WHAT IS ASKED –
Copy out each line exactly as it appears.

(Excerpts from a figure dataset)

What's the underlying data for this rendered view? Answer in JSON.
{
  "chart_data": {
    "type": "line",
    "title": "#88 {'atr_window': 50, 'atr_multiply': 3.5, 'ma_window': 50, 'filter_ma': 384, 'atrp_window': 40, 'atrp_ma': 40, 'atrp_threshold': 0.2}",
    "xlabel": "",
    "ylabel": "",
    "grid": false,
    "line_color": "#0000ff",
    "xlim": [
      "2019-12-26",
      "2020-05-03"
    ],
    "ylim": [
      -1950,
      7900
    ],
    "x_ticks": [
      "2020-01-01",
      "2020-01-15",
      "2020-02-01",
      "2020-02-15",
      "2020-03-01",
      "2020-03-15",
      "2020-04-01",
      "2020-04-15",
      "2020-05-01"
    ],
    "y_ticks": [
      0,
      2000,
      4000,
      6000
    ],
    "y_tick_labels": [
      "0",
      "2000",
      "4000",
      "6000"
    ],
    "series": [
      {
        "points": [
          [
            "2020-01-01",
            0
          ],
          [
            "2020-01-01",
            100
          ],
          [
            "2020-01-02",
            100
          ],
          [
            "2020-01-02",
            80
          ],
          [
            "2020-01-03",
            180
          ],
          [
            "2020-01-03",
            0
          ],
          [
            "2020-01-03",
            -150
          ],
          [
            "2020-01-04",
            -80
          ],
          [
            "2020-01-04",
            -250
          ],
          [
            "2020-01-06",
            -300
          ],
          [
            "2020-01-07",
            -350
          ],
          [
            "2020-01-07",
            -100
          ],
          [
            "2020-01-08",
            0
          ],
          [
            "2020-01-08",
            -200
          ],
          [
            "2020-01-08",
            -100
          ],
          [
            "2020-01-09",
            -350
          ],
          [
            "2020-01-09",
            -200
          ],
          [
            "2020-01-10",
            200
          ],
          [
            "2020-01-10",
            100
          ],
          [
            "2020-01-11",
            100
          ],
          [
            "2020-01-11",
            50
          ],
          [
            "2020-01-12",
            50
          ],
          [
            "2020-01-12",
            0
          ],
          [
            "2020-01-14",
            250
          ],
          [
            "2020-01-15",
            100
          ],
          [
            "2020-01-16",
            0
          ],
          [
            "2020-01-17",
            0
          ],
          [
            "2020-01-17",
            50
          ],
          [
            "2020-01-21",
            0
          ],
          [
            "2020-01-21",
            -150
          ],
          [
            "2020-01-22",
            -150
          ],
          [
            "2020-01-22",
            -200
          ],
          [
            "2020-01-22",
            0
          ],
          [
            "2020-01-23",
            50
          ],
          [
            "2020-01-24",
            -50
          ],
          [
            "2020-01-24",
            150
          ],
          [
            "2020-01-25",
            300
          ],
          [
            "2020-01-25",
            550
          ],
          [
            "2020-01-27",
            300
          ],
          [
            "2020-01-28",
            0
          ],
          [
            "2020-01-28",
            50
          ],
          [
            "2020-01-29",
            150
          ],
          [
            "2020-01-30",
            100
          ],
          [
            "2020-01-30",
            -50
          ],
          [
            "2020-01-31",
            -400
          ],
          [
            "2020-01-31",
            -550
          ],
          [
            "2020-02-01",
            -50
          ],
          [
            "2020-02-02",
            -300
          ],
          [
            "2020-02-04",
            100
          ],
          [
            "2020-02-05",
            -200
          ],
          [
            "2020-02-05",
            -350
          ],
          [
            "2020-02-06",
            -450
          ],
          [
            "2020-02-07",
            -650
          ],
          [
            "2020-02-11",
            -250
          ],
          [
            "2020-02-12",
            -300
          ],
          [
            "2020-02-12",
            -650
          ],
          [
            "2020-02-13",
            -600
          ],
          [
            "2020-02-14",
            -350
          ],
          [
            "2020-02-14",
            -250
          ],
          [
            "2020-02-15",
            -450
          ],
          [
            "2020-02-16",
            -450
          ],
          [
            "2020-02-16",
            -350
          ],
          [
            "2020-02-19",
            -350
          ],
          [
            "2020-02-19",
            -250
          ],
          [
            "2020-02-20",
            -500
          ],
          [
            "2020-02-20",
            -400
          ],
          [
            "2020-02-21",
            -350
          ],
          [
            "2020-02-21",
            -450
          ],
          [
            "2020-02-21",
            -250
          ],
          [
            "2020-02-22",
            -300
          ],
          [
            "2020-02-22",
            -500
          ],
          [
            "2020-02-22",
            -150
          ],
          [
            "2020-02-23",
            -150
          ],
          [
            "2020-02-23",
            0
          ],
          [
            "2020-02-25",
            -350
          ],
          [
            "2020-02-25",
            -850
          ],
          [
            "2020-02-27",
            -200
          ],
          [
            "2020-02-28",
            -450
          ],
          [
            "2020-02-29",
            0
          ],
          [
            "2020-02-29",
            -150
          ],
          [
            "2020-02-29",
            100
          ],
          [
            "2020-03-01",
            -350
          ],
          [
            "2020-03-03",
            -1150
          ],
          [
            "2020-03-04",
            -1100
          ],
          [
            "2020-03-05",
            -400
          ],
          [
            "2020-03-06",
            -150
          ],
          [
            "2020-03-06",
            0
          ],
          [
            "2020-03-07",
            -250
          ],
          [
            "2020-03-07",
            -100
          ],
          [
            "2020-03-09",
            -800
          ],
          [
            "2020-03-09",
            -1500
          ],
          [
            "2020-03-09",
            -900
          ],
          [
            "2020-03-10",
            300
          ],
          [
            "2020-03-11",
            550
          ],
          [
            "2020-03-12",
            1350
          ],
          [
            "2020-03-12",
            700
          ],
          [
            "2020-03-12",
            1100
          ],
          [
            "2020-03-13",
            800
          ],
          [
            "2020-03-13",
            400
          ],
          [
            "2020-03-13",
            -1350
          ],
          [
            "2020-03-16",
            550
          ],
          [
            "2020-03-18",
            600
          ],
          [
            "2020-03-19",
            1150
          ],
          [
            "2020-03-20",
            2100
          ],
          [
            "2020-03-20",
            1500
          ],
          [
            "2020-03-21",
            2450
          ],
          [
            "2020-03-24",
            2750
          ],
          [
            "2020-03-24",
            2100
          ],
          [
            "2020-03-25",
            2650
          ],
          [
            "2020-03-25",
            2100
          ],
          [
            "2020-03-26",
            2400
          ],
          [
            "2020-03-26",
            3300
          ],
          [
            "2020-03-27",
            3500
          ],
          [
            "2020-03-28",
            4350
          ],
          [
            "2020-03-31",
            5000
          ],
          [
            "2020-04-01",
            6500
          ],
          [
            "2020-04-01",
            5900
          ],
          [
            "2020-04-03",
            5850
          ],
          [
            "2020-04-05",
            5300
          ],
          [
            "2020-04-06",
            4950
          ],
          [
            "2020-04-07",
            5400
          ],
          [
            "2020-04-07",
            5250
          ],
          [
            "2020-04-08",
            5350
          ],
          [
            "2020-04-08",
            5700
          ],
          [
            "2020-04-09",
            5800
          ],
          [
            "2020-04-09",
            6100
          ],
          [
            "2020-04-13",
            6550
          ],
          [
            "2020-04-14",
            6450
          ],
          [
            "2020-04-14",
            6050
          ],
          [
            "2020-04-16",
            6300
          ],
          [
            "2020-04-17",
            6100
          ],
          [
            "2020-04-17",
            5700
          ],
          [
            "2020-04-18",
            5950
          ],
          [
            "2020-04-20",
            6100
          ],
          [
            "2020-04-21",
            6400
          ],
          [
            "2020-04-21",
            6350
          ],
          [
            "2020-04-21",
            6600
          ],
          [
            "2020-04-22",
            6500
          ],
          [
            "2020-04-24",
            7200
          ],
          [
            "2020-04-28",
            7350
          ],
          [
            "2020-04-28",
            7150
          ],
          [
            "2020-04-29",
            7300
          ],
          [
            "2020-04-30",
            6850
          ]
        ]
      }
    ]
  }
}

REPLY TO THE EXERCISE –
What's the underlying data for this rendered view? Answer in JSON.
{
  "chart_data": {
    "type": "line",
    "title": "#88 {'atr_window': 50, 'atr_multiply': 3.5, 'ma_window': 50, 'filter_ma': 384, 'atrp_window': 40, 'atrp_ma': 40, 'atrp_threshold': 0.2}",
    "xlabel": "",
    "ylabel": "",
    "grid": false,
    "line_color": "#0000ff",
    "xlim": [
      "2019-12-26",
      "2020-05-03"
    ],
    "ylim": [
      -1950,
      7900
    ],
    "x_ticks": [
      "2020-01-01",
      "2020-01-15",
      "2020-02-01",
      "2020-02-15",
      "2020-03-01",
      "2020-03-15",
      "2020-04-01",
      "2020-04-15",
      "2020-05-01"
    ],
    "y_ticks": [
      0,
      2000,
      4000,
      6000
    ],
    "y_tick_labels": [
      "0",
      "2000",
      "4000",
      "6000"
    ],
    "series": [
      {
        "points": [
          [
            "2020-01-01",
            0
          ],
          [
            "2020-01-01",
            100
          ],
          [
            "2020-01-02",
            100
          ],
          [
            "2020-01-02",
            80
          ],
          [
            "2020-01-03",
            180
          ],
          [
            "2020-01-03",
            0
          ],
          [
            "2020-01-03",
            -150
          ],
          [
            "2020-01-04",
            -80
          ],
          [
            "2020-01-04",
            -250
          ],
          [
            "2020-01-06",
            -300
          ],
          [
            "2020-01-07",
            -350
          ],
          [
            "2020-01-07",
            -100
          ],
          [
            "2020-01-08",
            0
          ],
          [
            "2020-01-08",
            -200
          ],
          [
            "2020-01-08",
            -100
          ],
          [
            "2020-01-09",
            -350
          ],
          [
            "2020-01-09",
            -200
          ],
          [
            "2020-01-10",
            200
          ],
          [
            "2020-01-10",
            100
          ],
          [
            "2020-01-11",
            100
          ],
          [
            "2020-01-11",
            50
          ],
          [
            "2020-01-12",
            50
          ],
          [
            "2020-01-12",
            0
          ],
          [
            "2020-01-14",
            250
          ],
          [
            "2020-01-15",
            100
          ],
          [
            "2020-01-16",
            0
          ],
          [
            "2020-01-17",
            0
          ],
          [
            "2020-01-17",
            50
          ],
          [
            "2020-01-21",
            0
          ],
          [
            "2020-01-21",
            -150
          ],
          [
            "2020-01-22",
            -150
          ],
          [
            "2020-01-22",
            -200
          ],
          [
            "2020-01-22",
            0
          ],
          [
            "2020-01-23",
            50
          ],
          [
            "2020-01-24",
            -50
          ],
          [
            "2020-01-24",
            150
          ],
          [
            "2020-01-25",
            300
          ],
          [
            "2020-01-25",
            550
          ],
          [
            "2020-01-27",
            300
          ],
          [
            "2020-01-28",
            0
          ],
          [
            "2020-01-28",
            50
          ],
          [
            "2020-01-29",
            150
          ],
          [
            "2020-01-30",
            100
          ],
          [
            "2020-01-30",
            -50
          ],
          [
            "2020-01-31",
            -400
          ],
          [
            "2020-01-31",
            -550
          ],
          [
            "2020-02-01",
            -50
          ],
          [
            "2020-02-02",
            -300
          ],
          [
            "2020-02-04",
            100
          ],
          [
            "2020-02-05",
            -200
          ],
          [
            "2020-02-05",
            -350
          ],
          [
            "2020-02-06",
            -450
          ],
          [
            "2020-02-07",
            -650
          ],
          [
            "2020-02-11",
            -250
          ],
          [
            "2020-02-12",
            -300
          ],
          [
            "2020-02-12",
            -650
          ],
          [
            "2020-02-13",
            -600
          ],
          [
            "2020-02-14",
            -350
          ],
          [
            "2020-02-14",
            -250
          ],
          [
            "2020-02-15",
            -450
          ],
          [
            "2020-02-16",
            -450
          ],
          [
            "2020-02-16",
            -350
          ],
          [
            "2020-02-19",
            -350
          ],
          [
            "2020-02-19",
            -250
          ],
          [
            "2020-02-20",
            -500
          ],
          [
            "2020-02-20",
            -400
          ],
          [
            "2020-02-21",
            -350
          ],
          [
            "2020-02-21",
            -450
          ],
          [
            "2020-02-21",
            -250
          ],
          [
            "2020-02-22",
            -300
          ],
          [
            "2020-02-22",
            -500
          ],
          [
            "2020-02-22",
            -150
          ],
          [
            "2020-02-23",
            -150
          ],
          [
            "2020-02-23",
            0
          ],
          [
            "2020-02-25",
            -350
          ],
          [
            "2020-02-25",
            -850
          ],
          [
            "2020-02-27",
            -200
          ],
          [
            "2020-02-28",
            -450
          ],
          [
            "2020-02-29",
            0
          ],
          [
            "2020-02-29",
            -150
          ],
          [
            "2020-02-29",
            100
          ],
          [
            "2020-03-01",
            -350
          ],
          [
            "2020-03-03",
            -1150
          ],
          [
            "2020-03-04",
            -1100
          ],
          [
            "2020-03-05",
            -400
          ],
          [
            "2020-03-06",
            -150
          ],
          [
            "2020-03-06",
            0
          ],
          [
            "2020-03-07",
            -250
          ],
          [
            "2020-03-07",
            -100
          ],
          [
            "2020-03-09",
            -800
          ],
          [
            "2020-03-09",
            -1500
          ],
          [
            "2020-03-09",
            -900
          ],
          [
            "2020-03-10",
            300
          ],
          [
            "2020-03-11",
            550
          ],
          [
            "2020-03-12",
            1350
          ],
          [
            "2020-03-12",
            700
          ],
          [
            "2020-03-12",
            1100
          ],
          [
            "2020-03-13",
            800
          ],
          [
            "2020-03-13",
            400
          ],
          [
            "2020-03-13",
            -1350
          ],
          [
            "2020-03-16",
            550
          ],
          [
            "2020-03-18",
            600
          ],
          [
            "2020-03-19",
            1150
          ],
          [
            "2020-03-20",
            2100
          ],
          [
            "2020-03-20",
            1500
          ],
          [
            "2020-03-21",
            2450
          ],
          [
            "2020-03-24",
            2750
          ],
          [
            "2020-03-24",
            2100
          ],
          [
            "2020-03-25",
            2650
          ],
          [
            "2020-03-25",
            2100
          ],
          [
            "2020-03-26",
            2400
          ],
          [
            "2020-03-26",
            3300
          ],
          [
            "2020-03-27",
            3500
          ],
          [
            "2020-03-28",
            4350
          ],
          [
            "2020-03-31",
            5000
          ],
          [
            "2020-04-01",
            6500
          ],
          [
            "2020-04-01",
            5900
          ],
          [
            "2020-04-03",
            5850
          ],
          [
            "2020-04-05",
            5300
          ],
          [
            "2020-04-06",
            4950
          ],
          [
            "2020-04-07",
            5400
          ],
          [
            "2020-04-07",
            5250
          ],
          [
            "2020-04-08",
            5350
          ],
          [
            "2020-04-08",
            5700
          ],
          [
            "2020-04-09",
            5800
          ],
          [
            "2020-04-09",
            6100
          ],
          [
            "2020-04-13",
            6550
          ],
          [
            "2020-04-14",
            6450
          ],
          [
            "2020-04-14",
            6050
          ],
          [
            "2020-04-16",
            6300
          ],
          [
            "2020-04-17",
            6100
          ],
          [
            "2020-04-17",
            5700
          ],
          [
            "2020-04-18",
            5950
          ],
          [
            "2020-04-20",
            6100
          ],
          [
            "2020-04-21",
            6400
          ],
          [
            "2020-04-21",
            6350
          ],
          [
            "2020-04-21",
            6600
          ],
          [
            "2020-04-22",
            6500
          ],
          [
            "2020-04-24",
            7200
          ],
          [
            "2020-04-28",
            7350
          ],
          [
            "2020-04-28",
            7150
          ],
          [
            "2020-04-29",
            7300
          ],
          [
            "2020-04-30",
            6850
          ]
        ]
      }
    ]
  }
}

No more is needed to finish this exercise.